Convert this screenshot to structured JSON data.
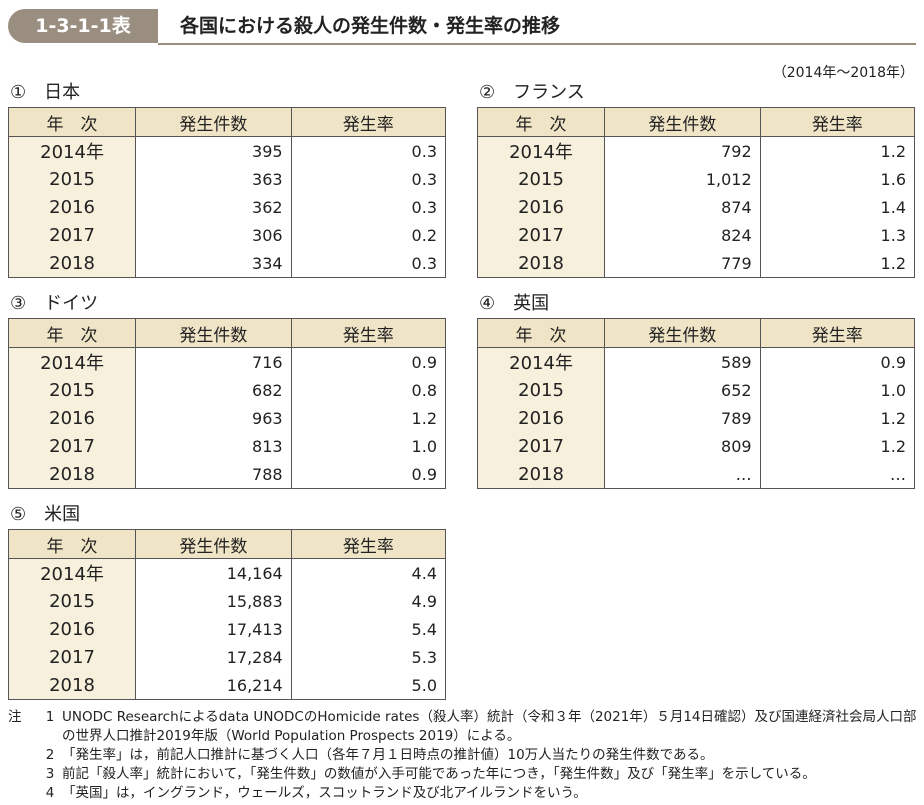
{
  "header": {
    "label": "1-3-1-1表",
    "title": "各国における殺人の発生件数・発生率の推移"
  },
  "period": "（2014年～2018年）",
  "columns": [
    "年　次",
    "発生件数",
    "発生率"
  ],
  "tables": [
    {
      "number": "①",
      "name": "日本",
      "rows": [
        [
          "2014年",
          "395",
          "0.3"
        ],
        [
          "2015",
          "363",
          "0.3"
        ],
        [
          "2016",
          "362",
          "0.3"
        ],
        [
          "2017",
          "306",
          "0.2"
        ],
        [
          "2018",
          "334",
          "0.3"
        ]
      ]
    },
    {
      "number": "②",
      "name": "フランス",
      "rows": [
        [
          "2014年",
          "792",
          "1.2"
        ],
        [
          "2015",
          "1,012",
          "1.6"
        ],
        [
          "2016",
          "874",
          "1.4"
        ],
        [
          "2017",
          "824",
          "1.3"
        ],
        [
          "2018",
          "779",
          "1.2"
        ]
      ]
    },
    {
      "number": "③",
      "name": "ドイツ",
      "rows": [
        [
          "2014年",
          "716",
          "0.9"
        ],
        [
          "2015",
          "682",
          "0.8"
        ],
        [
          "2016",
          "963",
          "1.2"
        ],
        [
          "2017",
          "813",
          "1.0"
        ],
        [
          "2018",
          "788",
          "0.9"
        ]
      ]
    },
    {
      "number": "④",
      "name": "英国",
      "rows": [
        [
          "2014年",
          "589",
          "0.9"
        ],
        [
          "2015",
          "652",
          "1.0"
        ],
        [
          "2016",
          "789",
          "1.2"
        ],
        [
          "2017",
          "809",
          "1.2"
        ],
        [
          "2018",
          "…",
          "…"
        ]
      ]
    },
    {
      "number": "⑤",
      "name": "米国",
      "rows": [
        [
          "2014年",
          "14,164",
          "4.4"
        ],
        [
          "2015",
          "15,883",
          "4.9"
        ],
        [
          "2016",
          "17,413",
          "5.4"
        ],
        [
          "2017",
          "17,284",
          "5.3"
        ],
        [
          "2018",
          "16,214",
          "5.0"
        ]
      ]
    }
  ],
  "notes": {
    "label": "注",
    "items": [
      {
        "number": "1",
        "text": "UNODC Researchによるdata UNODCのHomicide rates（殺人率）統計（令和３年（2021年）５月14日確認）及び国連経済社会局人口部の世界人口推計2019年版（World Population Prospects 2019）による。"
      },
      {
        "number": "2",
        "text": "「発生率」は，前記人口推計に基づく人口（各年７月１日時点の推計値）10万人当たりの発生件数である。"
      },
      {
        "number": "3",
        "text": "前記「殺人率」統計において，「発生件数」の数値が入手可能であった年につき，「発生件数」及び「発生率」を示している。"
      },
      {
        "number": "4",
        "text": "「英国」は，イングランド，ウェールズ，スコットランド及び北アイルランドをいう。"
      }
    ]
  }
}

----------------

Go through the preceding material and copy each line that has the word "number".

      "number": "①",
      "number": "②",
      "number": "③",
      "number": "④",
      "number": "⑤",
        "number": "1",
        "number": "2",
        "number": "3",
        "number": "4",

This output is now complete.